--- About this exercise ---
In the entries below, the word "cerebrale" appears on some lines. Copy each of those lines.

--- Given records ---
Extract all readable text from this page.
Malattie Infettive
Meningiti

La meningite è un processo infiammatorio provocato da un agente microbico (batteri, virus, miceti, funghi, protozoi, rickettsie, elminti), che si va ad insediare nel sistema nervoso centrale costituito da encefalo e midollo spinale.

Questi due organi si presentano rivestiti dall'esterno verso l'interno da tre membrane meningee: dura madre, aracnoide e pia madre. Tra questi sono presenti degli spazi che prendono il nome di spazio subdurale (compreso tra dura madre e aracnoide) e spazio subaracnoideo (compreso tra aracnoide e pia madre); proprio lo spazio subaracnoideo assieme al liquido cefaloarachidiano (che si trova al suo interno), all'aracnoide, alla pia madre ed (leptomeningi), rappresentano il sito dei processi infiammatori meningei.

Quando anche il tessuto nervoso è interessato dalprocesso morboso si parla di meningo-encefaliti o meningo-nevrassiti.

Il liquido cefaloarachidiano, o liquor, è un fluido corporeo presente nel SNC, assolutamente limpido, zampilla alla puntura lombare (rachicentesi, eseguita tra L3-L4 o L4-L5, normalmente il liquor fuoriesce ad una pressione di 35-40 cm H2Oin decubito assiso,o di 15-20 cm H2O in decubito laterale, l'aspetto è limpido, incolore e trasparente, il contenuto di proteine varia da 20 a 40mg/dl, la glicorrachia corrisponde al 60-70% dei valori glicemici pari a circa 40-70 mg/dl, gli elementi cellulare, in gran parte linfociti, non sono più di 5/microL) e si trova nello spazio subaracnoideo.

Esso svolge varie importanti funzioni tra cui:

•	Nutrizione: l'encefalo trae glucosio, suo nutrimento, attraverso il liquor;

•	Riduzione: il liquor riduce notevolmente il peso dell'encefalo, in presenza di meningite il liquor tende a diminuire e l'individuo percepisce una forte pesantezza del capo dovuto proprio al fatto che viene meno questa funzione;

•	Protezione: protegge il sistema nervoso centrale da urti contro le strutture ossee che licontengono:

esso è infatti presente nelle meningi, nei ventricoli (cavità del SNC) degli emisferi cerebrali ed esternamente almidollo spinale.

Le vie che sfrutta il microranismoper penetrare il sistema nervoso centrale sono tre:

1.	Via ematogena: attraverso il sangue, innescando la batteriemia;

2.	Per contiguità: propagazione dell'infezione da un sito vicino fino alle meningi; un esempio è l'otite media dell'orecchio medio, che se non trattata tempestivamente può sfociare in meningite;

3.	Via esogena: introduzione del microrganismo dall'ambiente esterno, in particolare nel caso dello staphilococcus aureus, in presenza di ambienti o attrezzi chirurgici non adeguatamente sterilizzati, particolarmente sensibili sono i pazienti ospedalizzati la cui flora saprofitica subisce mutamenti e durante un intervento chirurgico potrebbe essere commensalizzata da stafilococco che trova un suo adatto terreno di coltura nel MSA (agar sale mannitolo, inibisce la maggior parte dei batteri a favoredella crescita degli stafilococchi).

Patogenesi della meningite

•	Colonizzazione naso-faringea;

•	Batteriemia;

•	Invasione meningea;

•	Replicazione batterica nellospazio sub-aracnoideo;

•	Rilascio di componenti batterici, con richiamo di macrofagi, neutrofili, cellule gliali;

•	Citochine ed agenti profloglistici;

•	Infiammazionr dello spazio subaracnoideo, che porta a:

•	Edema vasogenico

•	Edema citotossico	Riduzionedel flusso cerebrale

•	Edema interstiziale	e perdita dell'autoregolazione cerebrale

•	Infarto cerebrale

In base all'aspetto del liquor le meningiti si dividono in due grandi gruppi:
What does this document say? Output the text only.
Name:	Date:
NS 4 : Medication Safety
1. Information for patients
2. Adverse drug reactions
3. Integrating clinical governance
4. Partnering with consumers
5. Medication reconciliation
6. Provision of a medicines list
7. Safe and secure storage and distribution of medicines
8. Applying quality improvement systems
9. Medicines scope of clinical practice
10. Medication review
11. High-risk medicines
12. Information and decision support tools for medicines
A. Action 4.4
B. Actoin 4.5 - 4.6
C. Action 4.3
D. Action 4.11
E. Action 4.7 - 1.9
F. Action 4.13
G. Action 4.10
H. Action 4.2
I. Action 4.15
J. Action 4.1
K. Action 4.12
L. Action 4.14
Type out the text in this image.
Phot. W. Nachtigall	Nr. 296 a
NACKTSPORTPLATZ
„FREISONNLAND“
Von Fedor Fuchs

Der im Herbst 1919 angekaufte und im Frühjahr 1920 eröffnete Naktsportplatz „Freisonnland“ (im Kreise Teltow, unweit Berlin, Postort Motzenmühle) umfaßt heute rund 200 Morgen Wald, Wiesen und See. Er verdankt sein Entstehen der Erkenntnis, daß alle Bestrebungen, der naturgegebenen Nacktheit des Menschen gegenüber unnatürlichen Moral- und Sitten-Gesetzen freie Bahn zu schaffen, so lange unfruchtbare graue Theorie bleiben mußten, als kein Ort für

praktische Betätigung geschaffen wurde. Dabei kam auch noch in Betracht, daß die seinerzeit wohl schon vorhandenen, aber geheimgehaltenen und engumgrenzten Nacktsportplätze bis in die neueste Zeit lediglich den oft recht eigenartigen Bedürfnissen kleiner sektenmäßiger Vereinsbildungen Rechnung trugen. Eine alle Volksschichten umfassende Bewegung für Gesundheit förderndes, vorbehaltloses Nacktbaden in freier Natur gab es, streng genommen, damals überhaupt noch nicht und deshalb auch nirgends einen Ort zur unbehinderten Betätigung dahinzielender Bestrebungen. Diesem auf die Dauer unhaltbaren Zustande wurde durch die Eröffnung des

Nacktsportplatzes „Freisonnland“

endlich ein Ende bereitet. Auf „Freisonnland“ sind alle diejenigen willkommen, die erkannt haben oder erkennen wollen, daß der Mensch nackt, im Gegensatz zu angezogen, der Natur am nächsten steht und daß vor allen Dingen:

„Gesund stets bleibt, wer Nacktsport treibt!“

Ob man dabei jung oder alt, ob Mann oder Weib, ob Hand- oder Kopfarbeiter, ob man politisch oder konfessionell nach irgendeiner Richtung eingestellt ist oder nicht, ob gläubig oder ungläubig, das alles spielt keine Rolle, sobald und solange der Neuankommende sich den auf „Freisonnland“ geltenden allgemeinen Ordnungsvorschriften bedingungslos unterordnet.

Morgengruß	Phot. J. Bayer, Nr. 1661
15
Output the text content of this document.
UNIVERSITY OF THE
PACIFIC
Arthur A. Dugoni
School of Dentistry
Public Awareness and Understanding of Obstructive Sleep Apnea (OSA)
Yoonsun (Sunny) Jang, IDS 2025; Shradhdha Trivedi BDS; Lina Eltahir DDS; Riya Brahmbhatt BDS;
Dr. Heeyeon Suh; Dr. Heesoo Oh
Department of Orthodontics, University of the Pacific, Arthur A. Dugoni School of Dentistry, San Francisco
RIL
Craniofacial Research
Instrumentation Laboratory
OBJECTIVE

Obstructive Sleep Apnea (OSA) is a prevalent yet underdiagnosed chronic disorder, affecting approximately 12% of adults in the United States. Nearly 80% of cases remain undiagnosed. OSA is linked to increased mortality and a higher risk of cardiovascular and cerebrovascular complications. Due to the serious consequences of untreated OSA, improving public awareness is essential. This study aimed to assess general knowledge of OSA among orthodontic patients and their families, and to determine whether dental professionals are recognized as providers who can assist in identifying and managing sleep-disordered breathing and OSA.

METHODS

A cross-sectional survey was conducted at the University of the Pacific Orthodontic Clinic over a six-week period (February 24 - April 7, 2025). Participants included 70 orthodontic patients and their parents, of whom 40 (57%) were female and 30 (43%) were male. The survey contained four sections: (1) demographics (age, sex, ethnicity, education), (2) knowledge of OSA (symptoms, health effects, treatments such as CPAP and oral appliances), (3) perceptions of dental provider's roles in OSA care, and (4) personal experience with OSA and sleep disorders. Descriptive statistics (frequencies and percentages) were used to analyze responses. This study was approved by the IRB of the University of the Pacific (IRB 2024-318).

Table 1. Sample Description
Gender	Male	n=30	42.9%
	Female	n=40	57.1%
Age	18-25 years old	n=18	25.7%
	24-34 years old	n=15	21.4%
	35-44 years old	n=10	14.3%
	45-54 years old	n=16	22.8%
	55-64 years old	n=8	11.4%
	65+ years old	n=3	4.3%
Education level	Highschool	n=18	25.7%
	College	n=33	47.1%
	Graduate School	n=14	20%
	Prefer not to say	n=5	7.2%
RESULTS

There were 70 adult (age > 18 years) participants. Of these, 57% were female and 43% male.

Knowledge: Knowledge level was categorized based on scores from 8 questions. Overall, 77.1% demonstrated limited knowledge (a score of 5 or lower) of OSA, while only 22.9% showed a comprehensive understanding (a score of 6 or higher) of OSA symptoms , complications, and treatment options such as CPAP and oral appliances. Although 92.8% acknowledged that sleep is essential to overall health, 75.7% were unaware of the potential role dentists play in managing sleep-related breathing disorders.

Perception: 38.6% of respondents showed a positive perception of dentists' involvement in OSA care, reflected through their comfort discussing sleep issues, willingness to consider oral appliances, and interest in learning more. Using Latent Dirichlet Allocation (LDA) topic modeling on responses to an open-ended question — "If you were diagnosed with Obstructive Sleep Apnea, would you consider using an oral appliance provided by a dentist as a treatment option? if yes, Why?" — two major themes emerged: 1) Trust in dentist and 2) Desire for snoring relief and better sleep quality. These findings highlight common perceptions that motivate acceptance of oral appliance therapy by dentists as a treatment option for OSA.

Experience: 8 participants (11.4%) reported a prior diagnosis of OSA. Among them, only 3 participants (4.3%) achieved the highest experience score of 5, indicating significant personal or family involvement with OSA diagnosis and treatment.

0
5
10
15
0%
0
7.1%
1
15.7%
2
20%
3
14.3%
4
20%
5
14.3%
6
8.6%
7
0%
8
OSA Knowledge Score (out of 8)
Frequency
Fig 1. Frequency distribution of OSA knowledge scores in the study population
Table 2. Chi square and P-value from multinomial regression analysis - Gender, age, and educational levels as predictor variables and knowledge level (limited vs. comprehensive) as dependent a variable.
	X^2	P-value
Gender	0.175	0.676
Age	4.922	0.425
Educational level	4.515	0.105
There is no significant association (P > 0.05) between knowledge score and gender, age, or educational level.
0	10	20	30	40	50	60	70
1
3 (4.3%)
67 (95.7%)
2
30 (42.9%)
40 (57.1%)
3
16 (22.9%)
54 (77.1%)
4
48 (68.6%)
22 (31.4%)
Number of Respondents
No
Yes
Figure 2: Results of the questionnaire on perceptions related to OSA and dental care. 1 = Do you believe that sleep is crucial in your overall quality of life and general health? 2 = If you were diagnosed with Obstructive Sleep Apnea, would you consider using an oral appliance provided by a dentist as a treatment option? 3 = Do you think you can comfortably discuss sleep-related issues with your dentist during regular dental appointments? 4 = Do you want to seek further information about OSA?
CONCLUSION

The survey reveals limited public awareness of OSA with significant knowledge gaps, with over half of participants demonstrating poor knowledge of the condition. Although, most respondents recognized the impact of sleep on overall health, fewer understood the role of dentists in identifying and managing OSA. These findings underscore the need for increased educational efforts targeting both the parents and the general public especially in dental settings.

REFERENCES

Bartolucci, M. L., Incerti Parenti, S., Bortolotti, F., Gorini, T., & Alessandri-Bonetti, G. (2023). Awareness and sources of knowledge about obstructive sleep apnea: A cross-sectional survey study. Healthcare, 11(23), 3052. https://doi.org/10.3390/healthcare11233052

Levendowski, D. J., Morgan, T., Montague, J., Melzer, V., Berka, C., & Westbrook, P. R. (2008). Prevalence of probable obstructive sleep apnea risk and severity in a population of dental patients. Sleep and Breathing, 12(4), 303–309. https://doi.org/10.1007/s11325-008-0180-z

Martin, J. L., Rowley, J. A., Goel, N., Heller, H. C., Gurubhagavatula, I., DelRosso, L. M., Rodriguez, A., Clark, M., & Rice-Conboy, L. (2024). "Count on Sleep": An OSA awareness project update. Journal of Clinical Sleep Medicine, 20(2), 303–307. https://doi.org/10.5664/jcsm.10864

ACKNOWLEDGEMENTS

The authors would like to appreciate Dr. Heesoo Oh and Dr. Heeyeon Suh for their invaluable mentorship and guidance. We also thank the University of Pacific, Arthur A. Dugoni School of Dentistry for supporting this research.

--- Task result ---
•	Edema citotossico	Riduzionedel flusso cerebrale
•	Edema interstiziale	e perdita dell'autoregolazione cerebrale
•	Infarto cerebrale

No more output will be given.